start RECORDS SHOWN
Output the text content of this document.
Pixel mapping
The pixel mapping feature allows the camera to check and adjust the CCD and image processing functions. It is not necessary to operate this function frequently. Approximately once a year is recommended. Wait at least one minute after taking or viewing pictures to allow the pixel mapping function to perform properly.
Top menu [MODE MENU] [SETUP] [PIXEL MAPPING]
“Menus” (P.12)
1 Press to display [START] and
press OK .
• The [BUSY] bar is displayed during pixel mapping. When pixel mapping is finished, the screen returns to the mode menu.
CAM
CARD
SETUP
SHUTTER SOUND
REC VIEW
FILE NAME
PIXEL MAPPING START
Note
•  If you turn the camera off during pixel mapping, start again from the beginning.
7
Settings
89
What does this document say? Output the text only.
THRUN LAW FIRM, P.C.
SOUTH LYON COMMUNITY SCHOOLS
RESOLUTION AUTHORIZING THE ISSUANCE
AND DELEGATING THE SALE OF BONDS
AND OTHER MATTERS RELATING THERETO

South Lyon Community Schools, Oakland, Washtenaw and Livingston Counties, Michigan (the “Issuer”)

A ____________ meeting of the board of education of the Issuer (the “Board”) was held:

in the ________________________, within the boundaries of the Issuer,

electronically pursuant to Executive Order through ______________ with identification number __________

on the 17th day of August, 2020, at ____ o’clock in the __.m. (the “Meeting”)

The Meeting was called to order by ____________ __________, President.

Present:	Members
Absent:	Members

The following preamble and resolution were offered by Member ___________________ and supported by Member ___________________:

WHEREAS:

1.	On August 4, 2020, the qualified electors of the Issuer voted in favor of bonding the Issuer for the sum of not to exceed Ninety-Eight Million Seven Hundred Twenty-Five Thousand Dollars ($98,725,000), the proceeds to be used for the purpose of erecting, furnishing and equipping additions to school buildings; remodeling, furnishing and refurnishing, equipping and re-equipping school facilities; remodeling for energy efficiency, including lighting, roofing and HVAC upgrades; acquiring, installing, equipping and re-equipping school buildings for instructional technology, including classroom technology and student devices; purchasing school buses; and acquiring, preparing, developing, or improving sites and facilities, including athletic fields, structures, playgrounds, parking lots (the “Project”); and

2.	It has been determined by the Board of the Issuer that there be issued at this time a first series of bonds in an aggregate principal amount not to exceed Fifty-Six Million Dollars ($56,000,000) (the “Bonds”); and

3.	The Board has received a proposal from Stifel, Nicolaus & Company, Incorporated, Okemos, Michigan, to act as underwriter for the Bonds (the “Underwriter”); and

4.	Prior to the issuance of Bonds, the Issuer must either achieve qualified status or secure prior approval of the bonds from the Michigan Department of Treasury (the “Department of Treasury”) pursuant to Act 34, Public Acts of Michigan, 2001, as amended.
end RECORDS SHOWN
TASK STATEMENT:
Quote the listing in full, please, keeping every line exact.

ANSWER TO THIS EXERCISE:
Output the text content of this document.
Pixel mapping
The pixel mapping feature allows the camera to check and adjust the CCD and image processing functions. It is not necessary to operate this function frequently. Approximately once a year is recommended. Wait at least one minute after taking or viewing pictures to allow the pixel mapping function to perform properly.
Top menu [MODE MENU] [SETUP] [PIXEL MAPPING]
“Menus” (P.12)
1 Press to display [START] and
press OK .
• The [BUSY] bar is displayed during pixel mapping. When pixel mapping is finished, the screen returns to the mode menu.
CAM
CARD
SETUP
SHUTTER SOUND
REC VIEW
FILE NAME
PIXEL MAPPING START
Note
•  If you turn the camera off during pixel mapping, start again from the beginning.
7
Settings
89
What does this document say? Output the text only.
THRUN LAW FIRM, P.C.
SOUTH LYON COMMUNITY SCHOOLS
RESOLUTION AUTHORIZING THE ISSUANCE
AND DELEGATING THE SALE OF BONDS
AND OTHER MATTERS RELATING THERETO

South Lyon Community Schools, Oakland, Washtenaw and Livingston Counties, Michigan (the “Issuer”)

A ____________ meeting of the board of education of the Issuer (the “Board”) was held:

in the ________________________, within the boundaries of the Issuer,

electronically pursuant to Executive Order through ______________ with identification number __________

on the 17th day of August, 2020, at ____ o’clock in the __.m. (the “Meeting”)

The Meeting was called to order by ____________ __________, President.

Present:	Members
Absent:	Members

The following preamble and resolution were offered by Member ___________________ and supported by Member ___________________:

WHEREAS:

1.	On August 4, 2020, the qualified electors of the Issuer voted in favor of bonding the Issuer for the sum of not to exceed Ninety-Eight Million Seven Hundred Twenty-Five Thousand Dollars ($98,725,000), the proceeds to be used for the purpose of erecting, furnishing and equipping additions to school buildings; remodeling, furnishing and refurnishing, equipping and re-equipping school facilities; remodeling for energy efficiency, including lighting, roofing and HVAC upgrades; acquiring, installing, equipping and re-equipping school buildings for instructional technology, including classroom technology and student devices; purchasing school buses; and acquiring, preparing, developing, or improving sites and facilities, including athletic fields, structures, playgrounds, parking lots (the “Project”); and

2.	It has been determined by the Board of the Issuer that there be issued at this time a first series of bonds in an aggregate principal amount not to exceed Fifty-Six Million Dollars ($56,000,000) (the “Bonds”); and

3.	The Board has received a proposal from Stifel, Nicolaus & Company, Incorporated, Okemos, Michigan, to act as underwriter for the Bonds (the “Underwriter”); and

4.	Prior to the issuance of Bonds, the Issuer must either achieve qualified status or secure prior approval of the bonds from the Michigan Department of Treasury (the “Department of Treasury”) pursuant to Act 34, Public Acts of Michigan, 2001, as amended.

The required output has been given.